- Task description -
Extract all of the entries and set them down verbatim.

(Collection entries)
[start]

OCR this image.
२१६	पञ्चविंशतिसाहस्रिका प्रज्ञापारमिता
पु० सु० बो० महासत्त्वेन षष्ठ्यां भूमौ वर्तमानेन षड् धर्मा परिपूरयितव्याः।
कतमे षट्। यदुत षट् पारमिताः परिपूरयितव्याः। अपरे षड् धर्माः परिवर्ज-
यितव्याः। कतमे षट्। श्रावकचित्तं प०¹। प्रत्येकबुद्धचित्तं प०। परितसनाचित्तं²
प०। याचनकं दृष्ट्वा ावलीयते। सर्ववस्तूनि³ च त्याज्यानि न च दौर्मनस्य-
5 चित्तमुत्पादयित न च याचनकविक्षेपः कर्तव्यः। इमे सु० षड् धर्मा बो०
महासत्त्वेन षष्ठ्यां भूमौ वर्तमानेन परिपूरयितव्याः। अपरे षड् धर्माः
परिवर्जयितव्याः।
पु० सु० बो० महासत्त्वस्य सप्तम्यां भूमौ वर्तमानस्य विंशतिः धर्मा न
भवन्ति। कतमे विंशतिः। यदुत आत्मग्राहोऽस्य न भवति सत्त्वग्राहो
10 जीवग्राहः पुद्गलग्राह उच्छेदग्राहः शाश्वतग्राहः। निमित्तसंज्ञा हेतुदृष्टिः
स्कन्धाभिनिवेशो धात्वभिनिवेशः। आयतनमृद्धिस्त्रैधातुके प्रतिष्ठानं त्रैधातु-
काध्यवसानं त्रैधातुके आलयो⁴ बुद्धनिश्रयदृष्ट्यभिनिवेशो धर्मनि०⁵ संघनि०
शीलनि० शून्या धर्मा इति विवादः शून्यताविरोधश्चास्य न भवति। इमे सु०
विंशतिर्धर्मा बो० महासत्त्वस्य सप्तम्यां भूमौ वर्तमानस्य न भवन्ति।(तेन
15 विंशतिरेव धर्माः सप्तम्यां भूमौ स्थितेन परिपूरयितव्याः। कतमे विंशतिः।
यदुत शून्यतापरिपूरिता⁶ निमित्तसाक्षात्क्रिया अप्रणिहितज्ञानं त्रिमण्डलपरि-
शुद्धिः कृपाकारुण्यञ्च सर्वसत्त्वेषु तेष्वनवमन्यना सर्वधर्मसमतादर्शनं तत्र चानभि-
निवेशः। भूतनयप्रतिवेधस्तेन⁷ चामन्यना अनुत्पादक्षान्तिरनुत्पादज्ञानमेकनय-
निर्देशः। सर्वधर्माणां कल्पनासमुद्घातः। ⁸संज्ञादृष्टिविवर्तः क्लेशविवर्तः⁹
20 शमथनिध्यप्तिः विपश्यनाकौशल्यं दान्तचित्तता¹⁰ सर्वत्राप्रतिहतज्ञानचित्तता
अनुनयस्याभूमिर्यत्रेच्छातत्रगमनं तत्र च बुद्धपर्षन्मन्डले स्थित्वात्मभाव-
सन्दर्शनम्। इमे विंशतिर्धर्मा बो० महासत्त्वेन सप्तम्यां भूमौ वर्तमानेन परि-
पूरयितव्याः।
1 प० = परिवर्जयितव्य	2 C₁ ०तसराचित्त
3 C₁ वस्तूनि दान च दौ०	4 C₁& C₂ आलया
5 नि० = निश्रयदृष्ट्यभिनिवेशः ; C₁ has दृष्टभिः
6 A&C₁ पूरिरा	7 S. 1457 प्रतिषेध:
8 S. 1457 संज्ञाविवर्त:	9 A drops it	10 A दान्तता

[end]

- Expected output -
OCR this image.
२१६	पञ्चविंशतिसाहस्रिका प्रज्ञापारमिता
पु० सु० बो० महासत्त्वेन षष्ठ्यां भूमौ वर्तमानेन षड् धर्मा परिपूरयितव्याः।
कतमे षट्। यदुत षट् पारमिताः परिपूरयितव्याः। अपरे षड् धर्माः परिवर्ज-
यितव्याः। कतमे षट्। श्रावकचित्तं प०¹। प्रत्येकबुद्धचित्तं प०। परितसनाचित्तं²
प०। याचनकं दृष्ट्वा ावलीयते। सर्ववस्तूनि³ च त्याज्यानि न च दौर्मनस्य-
5 चित्तमुत्पादयित न च याचनकविक्षेपः कर्तव्यः। इमे सु० षड् धर्मा बो०
महासत्त्वेन षष्ठ्यां भूमौ वर्तमानेन परिपूरयितव्याः। अपरे षड् धर्माः
परिवर्जयितव्याः।
पु० सु० बो० महासत्त्वस्य सप्तम्यां भूमौ वर्तमानस्य विंशतिः धर्मा न
भवन्ति। कतमे विंशतिः। यदुत आत्मग्राहोऽस्य न भवति सत्त्वग्राहो
10 जीवग्राहः पुद्गलग्राह उच्छेदग्राहः शाश्वतग्राहः। निमित्तसंज्ञा हेतुदृष्टिः
स्कन्धाभिनिवेशो धात्वभिनिवेशः। आयतनमृद्धिस्त्रैधातुके प्रतिष्ठानं त्रैधातु-
काध्यवसानं त्रैधातुके आलयो⁴ बुद्धनिश्रयदृष्ट्यभिनिवेशो धर्मनि०⁵ संघनि०
शीलनि० शून्या धर्मा इति विवादः शून्यताविरोधश्चास्य न भवति। इमे सु०
विंशतिर्धर्मा बो० महासत्त्वस्य सप्तम्यां भूमौ वर्तमानस्य न भवन्ति।(तेन
15 विंशतिरेव धर्माः सप्तम्यां भूमौ स्थितेन परिपूरयितव्याः। कतमे विंशतिः।
यदुत शून्यतापरिपूरिता⁶ निमित्तसाक्षात्क्रिया अप्रणिहितज्ञानं त्रिमण्डलपरि-
शुद्धिः कृपाकारुण्यञ्च सर्वसत्त्वेषु तेष्वनवमन्यना सर्वधर्मसमतादर्शनं तत्र चानभि-
निवेशः। भूतनयप्रतिवेधस्तेन⁷ चामन्यना अनुत्पादक्षान्तिरनुत्पादज्ञानमेकनय-
निर्देशः। सर्वधर्माणां कल्पनासमुद्घातः। ⁸संज्ञादृष्टिविवर्तः क्लेशविवर्तः⁹
20 शमथनिध्यप्तिः विपश्यनाकौशल्यं दान्तचित्तता¹⁰ सर्वत्राप्रतिहतज्ञानचित्तता
अनुनयस्याभूमिर्यत्रेच्छातत्रगमनं तत्र च बुद्धपर्षन्मन्डले स्थित्वात्मभाव-
सन्दर्शनम्। इमे विंशतिर्धर्मा बो० महासत्त्वेन सप्तम्यां भूमौ वर्तमानेन परि-
पूरयितव्याः।
1 प० = परिवर्जयितव्य	2 C₁ ०तसराचित्त
3 C₁ वस्तूनि दान च दौ०	4 C₁& C₂ आलया
5 नि० = निश्रयदृष्ट्यभिनिवेशः ; C₁ has दृष्टभिः
6 A&C₁ पूरिरा	7 S. 1457 प्रतिषेध:
8 S. 1457 संज्ञाविवर्त:	9 A drops it	10 A दान्तता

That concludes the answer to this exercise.